■ **ARBEITSANWEISUNG**
Gib an, worin sich die berufsständischen Vertretungen laut dem Textauszug allzu oft verlieren.

■ **TEXTAUSZUG**
-*-
Da aber aus meiner Sicht der Ruf laut werden muss, dass man der Wirtschaft durchaus einen guten Teil der Entwicklung von Produkten überlassen kann, politische Prozesse jedoch von Stakeholdern aus dem Feld moderiert und mit verhandelt werden sollten, gibt es nur den Weg, sich noch mehr selbst Lobby zu werden und alle möglichen Kanäle der Einflussnahme zu sichern. Das wird kein Leichtes sein, aber eines ist sicher: die berufsständischen Vertretungen gegenwärtigen Zuschnittes sind NICHT der Weisheit letzter Schluss, weil sie sich allzu oft in binnenpolitischem Klein-Klein verlieren und Partikularinteressen einzelner Parteien und Personen viel zu viel Raum in Diskussionen bekommen, die eigentlich sozialadäquat, sachorientiert und mit systemischem Blick von Fachleuten ohne Ego-Ambitionen geführt werden sollten. Ich sehe in Deustchland vieles, doch das eben benannte passiert VIEL zu selten! Wer hat Lust, sich mit mir und meinen Ideen auseinanderzusetzen? Ich wünsche euch ein schönes Pfingsfest. Grüße aus Tautavel.
-*-
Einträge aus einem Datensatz

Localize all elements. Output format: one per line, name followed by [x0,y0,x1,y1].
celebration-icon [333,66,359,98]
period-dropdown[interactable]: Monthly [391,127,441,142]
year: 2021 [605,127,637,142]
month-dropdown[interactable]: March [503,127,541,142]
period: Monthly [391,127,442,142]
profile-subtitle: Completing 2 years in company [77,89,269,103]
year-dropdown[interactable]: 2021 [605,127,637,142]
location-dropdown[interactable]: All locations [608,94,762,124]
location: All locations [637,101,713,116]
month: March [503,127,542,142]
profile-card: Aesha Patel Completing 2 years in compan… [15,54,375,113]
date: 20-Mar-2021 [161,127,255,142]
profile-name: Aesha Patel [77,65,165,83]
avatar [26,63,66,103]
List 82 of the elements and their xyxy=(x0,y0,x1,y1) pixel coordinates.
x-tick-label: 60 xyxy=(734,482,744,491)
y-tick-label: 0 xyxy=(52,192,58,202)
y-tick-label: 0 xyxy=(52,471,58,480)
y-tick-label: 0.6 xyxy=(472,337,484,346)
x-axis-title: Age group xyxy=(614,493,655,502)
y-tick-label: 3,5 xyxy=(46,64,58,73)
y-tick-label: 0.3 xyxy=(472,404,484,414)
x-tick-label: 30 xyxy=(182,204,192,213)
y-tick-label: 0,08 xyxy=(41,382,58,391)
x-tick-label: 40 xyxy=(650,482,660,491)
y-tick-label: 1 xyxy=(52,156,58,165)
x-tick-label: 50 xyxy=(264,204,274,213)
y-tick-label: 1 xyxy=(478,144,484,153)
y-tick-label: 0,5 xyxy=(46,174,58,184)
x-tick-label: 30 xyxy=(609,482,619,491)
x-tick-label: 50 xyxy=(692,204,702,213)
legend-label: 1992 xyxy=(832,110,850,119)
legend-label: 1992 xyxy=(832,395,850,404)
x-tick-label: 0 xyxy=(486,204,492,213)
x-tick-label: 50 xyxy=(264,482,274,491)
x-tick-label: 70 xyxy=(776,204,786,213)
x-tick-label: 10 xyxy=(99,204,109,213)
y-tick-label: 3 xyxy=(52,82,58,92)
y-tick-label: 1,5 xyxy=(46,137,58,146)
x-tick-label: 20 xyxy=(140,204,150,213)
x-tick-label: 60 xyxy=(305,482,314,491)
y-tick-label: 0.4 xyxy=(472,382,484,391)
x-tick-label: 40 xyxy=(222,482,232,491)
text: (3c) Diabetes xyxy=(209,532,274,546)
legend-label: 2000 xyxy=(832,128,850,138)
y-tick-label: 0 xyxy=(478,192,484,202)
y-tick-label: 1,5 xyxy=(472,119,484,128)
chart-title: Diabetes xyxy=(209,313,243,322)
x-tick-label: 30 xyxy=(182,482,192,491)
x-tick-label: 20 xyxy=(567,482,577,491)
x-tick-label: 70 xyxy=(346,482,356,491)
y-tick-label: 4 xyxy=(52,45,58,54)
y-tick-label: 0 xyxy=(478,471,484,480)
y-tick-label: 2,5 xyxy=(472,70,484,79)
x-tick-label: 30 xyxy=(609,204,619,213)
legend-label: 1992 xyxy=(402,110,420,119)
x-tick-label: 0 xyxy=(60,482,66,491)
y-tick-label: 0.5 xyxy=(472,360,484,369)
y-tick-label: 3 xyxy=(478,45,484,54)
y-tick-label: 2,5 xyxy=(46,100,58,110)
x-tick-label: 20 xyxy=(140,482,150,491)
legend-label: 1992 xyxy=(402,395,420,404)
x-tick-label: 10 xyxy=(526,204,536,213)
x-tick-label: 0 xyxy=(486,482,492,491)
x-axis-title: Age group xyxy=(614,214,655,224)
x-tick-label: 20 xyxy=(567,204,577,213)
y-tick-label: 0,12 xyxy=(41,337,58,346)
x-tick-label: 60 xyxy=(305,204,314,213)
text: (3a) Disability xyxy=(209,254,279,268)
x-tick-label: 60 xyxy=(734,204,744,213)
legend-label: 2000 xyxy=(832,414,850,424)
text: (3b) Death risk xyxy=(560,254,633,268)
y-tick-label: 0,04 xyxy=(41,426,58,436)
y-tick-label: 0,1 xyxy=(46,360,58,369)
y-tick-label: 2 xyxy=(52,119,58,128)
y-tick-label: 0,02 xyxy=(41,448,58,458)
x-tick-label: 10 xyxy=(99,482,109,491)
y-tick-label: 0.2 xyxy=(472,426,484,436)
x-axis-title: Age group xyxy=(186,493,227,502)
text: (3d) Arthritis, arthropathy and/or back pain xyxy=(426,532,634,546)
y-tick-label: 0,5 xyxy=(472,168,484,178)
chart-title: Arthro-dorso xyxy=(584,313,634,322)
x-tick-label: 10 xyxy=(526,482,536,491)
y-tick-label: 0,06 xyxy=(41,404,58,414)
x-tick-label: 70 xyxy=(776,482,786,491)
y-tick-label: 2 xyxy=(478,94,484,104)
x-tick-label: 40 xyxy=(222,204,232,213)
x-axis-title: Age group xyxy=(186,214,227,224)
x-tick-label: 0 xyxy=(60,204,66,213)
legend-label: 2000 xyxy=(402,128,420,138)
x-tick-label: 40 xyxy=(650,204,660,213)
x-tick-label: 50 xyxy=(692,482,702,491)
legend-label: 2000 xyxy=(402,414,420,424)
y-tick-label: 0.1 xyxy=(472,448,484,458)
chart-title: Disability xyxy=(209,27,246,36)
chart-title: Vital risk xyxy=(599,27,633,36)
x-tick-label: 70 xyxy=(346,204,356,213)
-*-
■ **LÖSUNG**
Sie verlieren sich allzu oft in binnenpolitischem Klein-Klein.